Saved data entries
-------

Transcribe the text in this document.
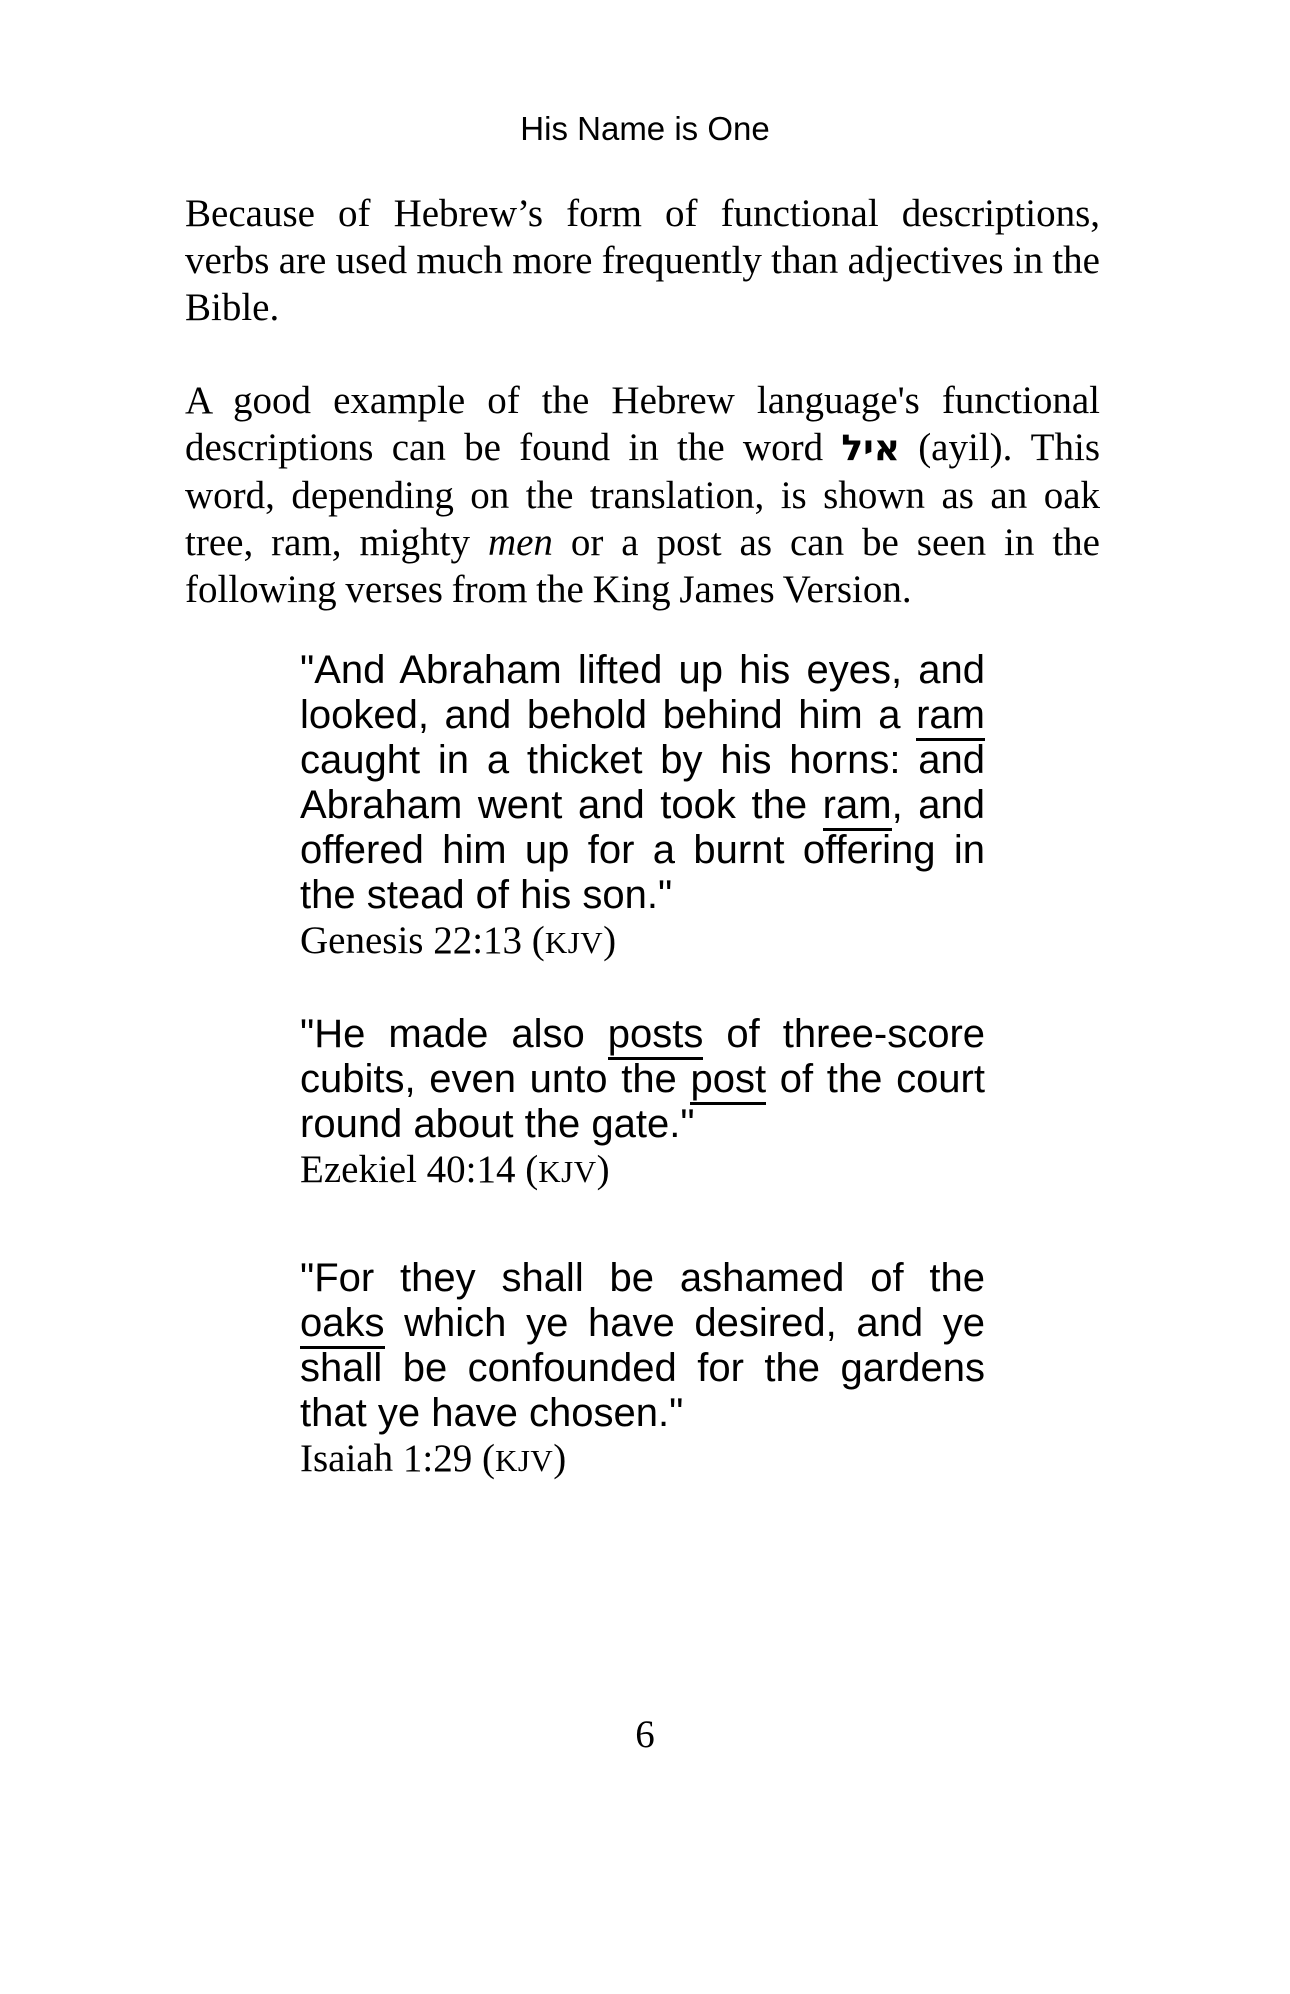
His Name is One

Because of Hebrew’s form of functional descriptions, verbs are used much more frequently than adjectives in the Bible.

A good example of the Hebrew language's functional descriptions can be found in the word איל (ayil). This word, depending on the translation, is shown as an oak tree, ram, mighty men or a post as can be seen in the following verses from the King James Version.

"And Abraham lifted up his eyes, and looked, and behold behind him a ram caught in a thicket by his horns: and Abraham went and took the ram, and offered him up for a burnt offering in the stead of his son."
Genesis 22:13 (KJV)
"He made also posts of three-score cubits, even unto the post of the court round about the gate."
Ezekiel 40:14 (KJV)
"For they shall be ashamed of the oaks which ye have desired, and ye shall be confounded for the gardens that ye have chosen."
Isaiah 1:29 (KJV)
6
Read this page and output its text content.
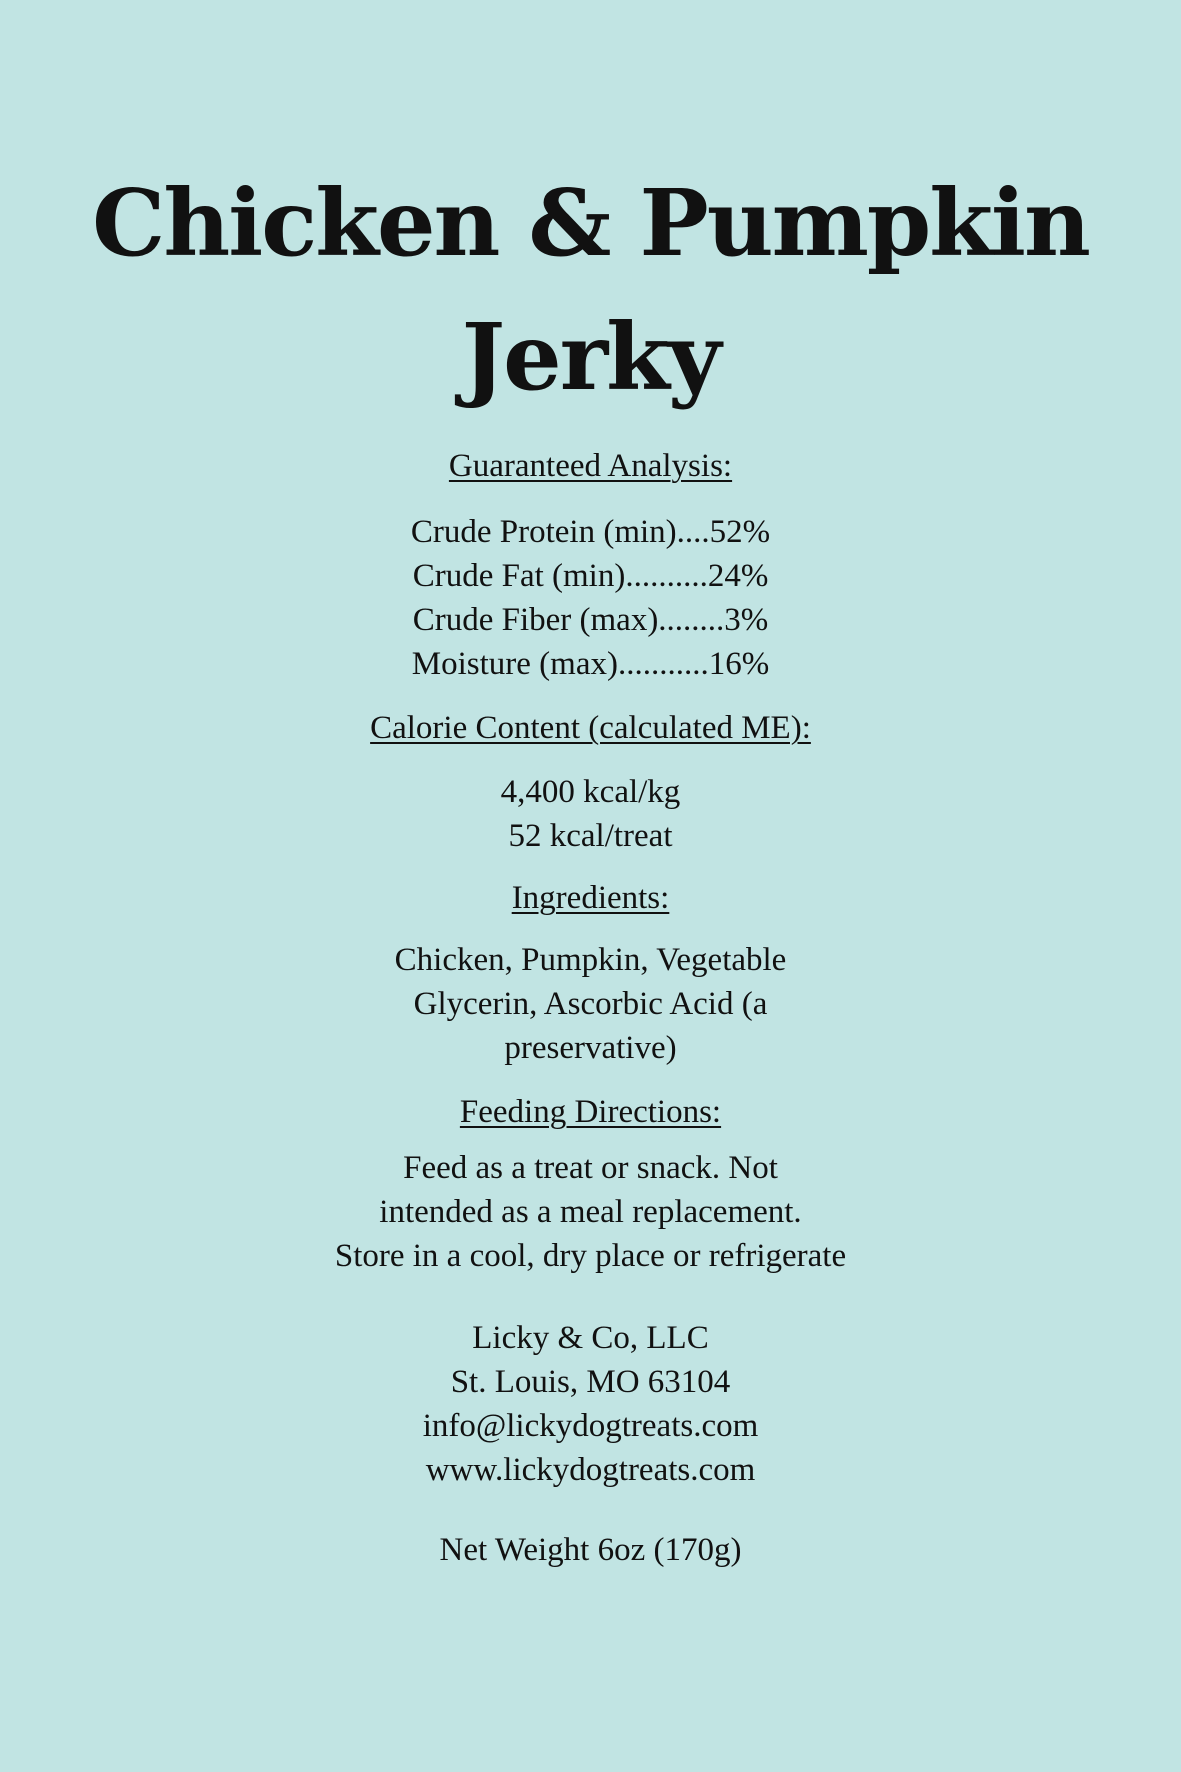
Chicken & Pumpkin
Jerky
Guaranteed Analysis:
Crude Protein (min)....52%
Crude Fat (min)..........24%
Crude Fiber (max)........3%
Moisture (max)...........16%
Calorie Content (calculated ME):
4,400 kcal/kg
52 kcal/treat
Ingredients:
Chicken, Pumpkin, Vegetable
Glycerin, Ascorbic Acid (a
preservative)
Feeding Directions:
Feed as a treat or snack. Not
intended as a meal replacement.
Store in a cool, dry place or refrigerate
Licky & Co, LLC
St. Louis, MO 63104
info@lickydogtreats.com
www.lickydogtreats.com
Net Weight 6oz (170g)
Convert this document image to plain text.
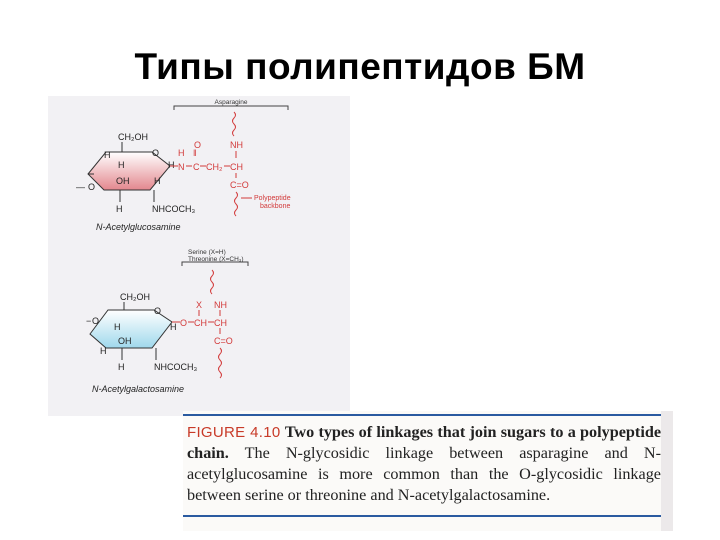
Типы полипептидов БМ
Asparagine
CH₂OH
O
H
H
OH
H
H
— O
H	NHCOCH₃
N-Acetylglucosamine
O
‖
H
N C CH₂
NH
CH
C=O
Polypeptide
backbone
Serine (X=H)
Threonine (X=CH₃)
CH₂OH
O
− O
H
OH
H
H
H	NHCOCH₃
N-Acetylgalactosamine
O
X
CH
NH
CH
C=O
FIGURE 4.10 Two types of linkages that join sugars to a polypeptide chain. The N-glycosidic linkage between asparagine and N-acetylglucosamine is more common than the O-glycosidic linkage between serine or threonine and N-acetylgalactosamine.
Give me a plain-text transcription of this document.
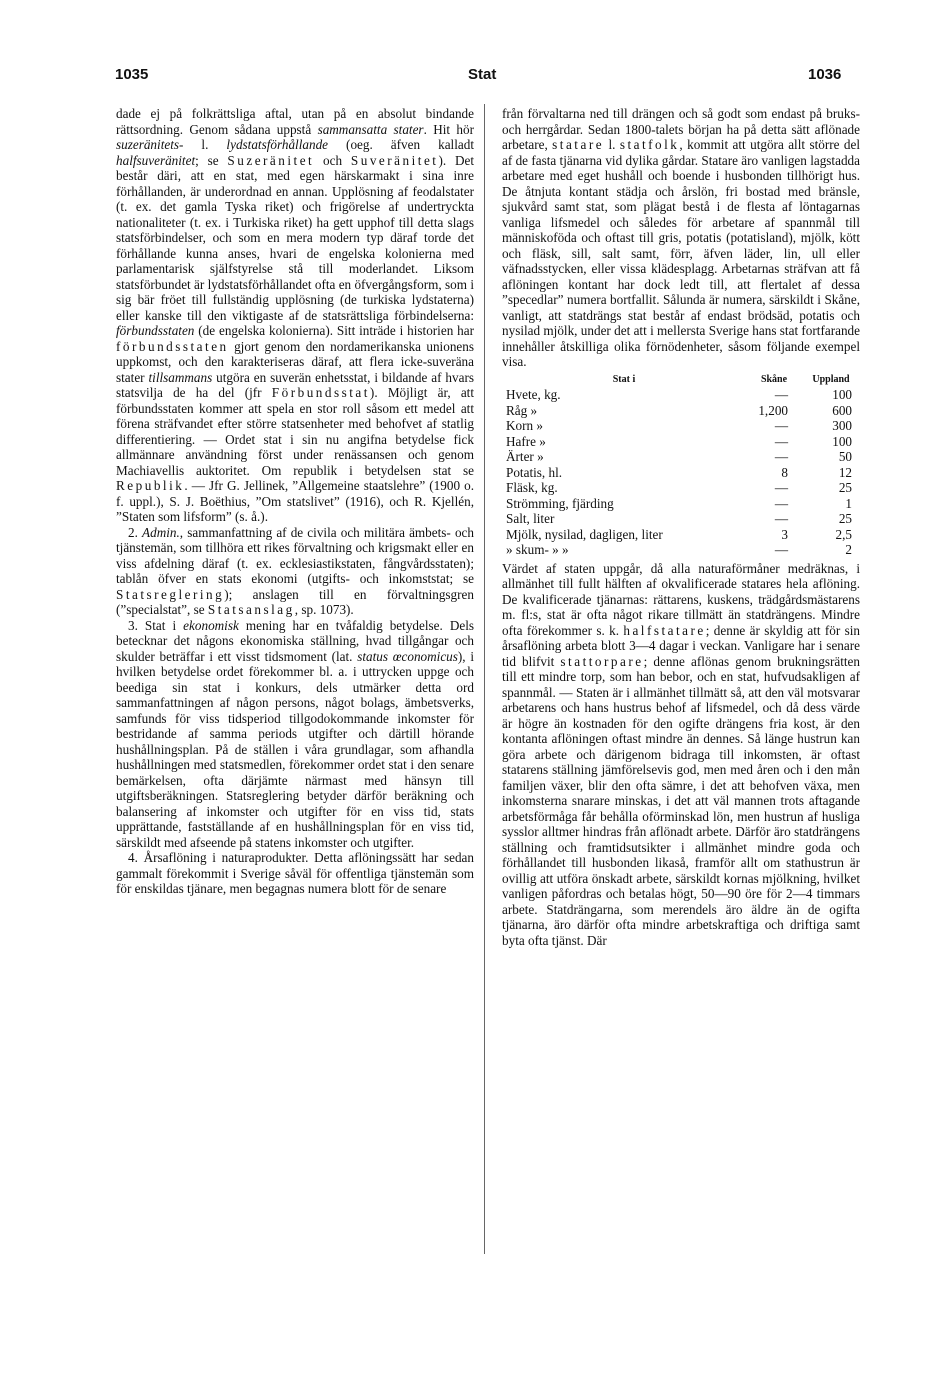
1035	Stat	1036

dade ej på folkrättsliga aftal, utan på en absolut bindande rättsordning. Genom sådana uppstå sammansatta stater. Hit hör suzeränitets- l. lydstatsförhållande (oeg. äfven kalladt halfsuveränitet; se Suzeränitet och Suveränitet). Det består däri, att en stat, med egen härskarmakt i sina inre förhållanden, är underordnad en annan. Upplösning af feodalstater (t. ex. det gamla Tyska riket) och frigörelse af undertryckta nationaliteter (t. ex. i Turkiska riket) ha gett upphof till detta slags statsförbindelser, och som en mera modern typ däraf torde det förhållande kunna anses, hvari de engelska kolonierna med parlamentarisk själfstyrelse stå till moderlandet. Liksom statsförbundet är lydstatsförhållandet ofta en öfvergångsform, som i sig bär fröet till fullständig upplösning (de turkiska lydstaterna) eller kanske till den viktigaste af de statsrättsliga förbindelserna: förbundsstaten (de engelska kolonierna). Sitt inträde i historien har förbundsstaten gjort genom den nordamerikanska unionens uppkomst, och den karakteriseras däraf, att flera icke-suveräna stater tillsammans utgöra en suverän enhetsstat, i bildande af hvars statsvilja de ha del (jfr Förbundsstat). Möjligt är, att förbundsstaten kommer att spela en stor roll såsom ett medel att förena sträfvandet efter större statsenheter med behofvet af statlig differentiering. — Ordet stat i sin nu angifna betydelse fick allmännare användning först under renässansen och genom Machiavellis auktoritet. Om republik i betydelsen stat se Republik. — Jfr G. Jellinek, ”Allgemeine staatslehre” (1900 o. f. uppl.), S. J. Boëthius, ”Om statslivet” (1916), och R. Kjellén, ”Staten som lifsform” (s. å.).

2. Admin., sammanfattning af de civila och militära ämbets- och tjänstemän, som tillhöra ett rikes förvaltning och krigsmakt eller en viss afdelning däraf (t. ex. ecklesiastikstaten, fångvårdsstaten); tablån öfver en stats ekonomi (utgifts- och inkomststat; se Statsreglering); anslagen till en förvaltningsgren (”specialstat”, se Statsanslag, sp. 1073).

3. Stat i ekonomisk mening har en tvåfaldig betydelse. Dels betecknar det någons ekonomiska ställning, hvad tillgångar och skulder beträffar i ett visst tidsmoment (lat. status œconomicus), i hvilken betydelse ordet förekommer bl. a. i uttrycken uppge och beediga sin stat i konkurs, dels utmärker detta ord sammanfattningen af någon persons, något bolags, ämbetsverks, samfunds för viss tidsperiod tillgodokommande inkomster för bestridande af samma periods utgifter och därtill hörande hushållningsplan. På de ställen i våra grundlagar, som afhandla hushållningen med statsmedlen, förekommer ordet stat i den senare bemärkelsen, ofta därjämte närmast med hänsyn till utgiftsberäkningen. Statsreglering betyder därför beräkning och balansering af inkomster och utgifter för en viss tid, stats upprättande, fastställande af en hushållningsplan för en viss tid, särskildt med afseende på statens inkomster och utgifter.

4. Årsaflöning i naturaprodukter. Detta aflöningssätt har sedan gammalt förekommit i Sverige såväl för offentliga tjänstemän som för enskildas tjänare, men begagnas numera blott för de senare

från förvaltarna ned till drängen och så godt som endast på bruks- och herrgårdar. Sedan 1800-talets början ha på detta sätt aflönade arbetare, statare l. statfolk, kommit att utgöra allt större del af de fasta tjänarna vid dylika gårdar. Statare äro vanligen lagstadda arbetare med eget hushåll och boende i husbonden tillhörigt hus. De åtnjuta kontant städja och årslön, fri bostad med bränsle, sjukvård samt stat, som plägat bestå i de flesta af löntagarnas vanliga lifsmedel och således för arbetare af spannmål till människoföda och oftast till gris, potatis (potatisland), mjölk, kött och fläsk, sill, salt samt, förr, äfven läder, lin, ull eller väfnadsstycken, eller vissa klädesplagg. Arbetarnas sträfvan att få aflöningen kontant har dock ledt till, att flertalet af dessa ”specedlar” numera bortfallit. Sålunda är numera, särskildt i Skåne, vanligt, att statdrängs stat består af endast brödsäd, potatis och nysilad mjölk, under det att i mellersta Sverige hans stat fortfarande innehåller åtskilliga olika förnödenheter, såsom följande exempel visa.

Stat i	Skåne	Uppland
Hvete, kg.	—	100
Råg »	1,200	600
Korn »	—	300
Hafre »	—	100
Ärter »	—	50
Potatis, hl.	8	12
Fläsk, kg.	—	25
Strömming, fjärding	—	1
Salt, liter	—	25
Mjölk, nysilad, dagligen, liter	3	2,5
» skum- » »	—	2

Värdet af staten uppgår, då alla naturaförmåner medräknas, i allmänhet till fullt hälften af okvalificerade statares hela aflöning. De kvalificerade tjänarnas: rättarens, kuskens, trädgårdsmästarens m. fl:s, stat är ofta något rikare tillmätt än statdrängens. Mindre ofta förekommer s. k. halfstatare; denne är skyldig att för sin årsaflöning arbeta blott 3—4 dagar i veckan. Vanligare har i senare tid blifvit stattorpare; denne aflönas genom brukningsrätten till ett mindre torp, som han bebor, och en stat, hufvudsakligen af spannmål. — Staten är i allmänhet tillmätt så, att den väl motsvarar arbetarens och hans hustrus behof af lifsmedel, och då dess värde är högre än kostnaden för den ogifte drängens fria kost, är den kontanta aflöningen oftast mindre än dennes. Så länge hustrun kan göra arbete och därigenom bidraga till inkomsten, är oftast statarens ställning jämförelsevis god, men med åren och i den mån familjen växer, blir den ofta sämre, i det att behofven växa, men inkomsterna snarare minskas, i det att väl mannen trots aftagande arbetsförmåga får behålla oförminskad lön, men hustrun af husliga sysslor alltmer hindras från aflönadt arbete. Därför äro statdrängens ställning och framtidsutsikter i allmänhet mindre goda och förhållandet till husbonden likaså, framför allt om stathustrun är ovillig att utföra önskadt arbete, särskildt kornas mjölkning, hvilket vanligen påfordras och betalas högt, 50—90 öre för 2—4 timmars arbete. Statdrängarna, som merendels äro äldre än de ogifta tjänarna, äro därför ofta mindre arbetskraftiga och driftiga samt byta ofta tjänst. Där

-------

What you will do >> Read the data above and pull out each line that holds the string "liter".

Solution to this exercise >>
Salt, liter	—	25
Mjölk, nysilad, dagligen, liter	3	2,5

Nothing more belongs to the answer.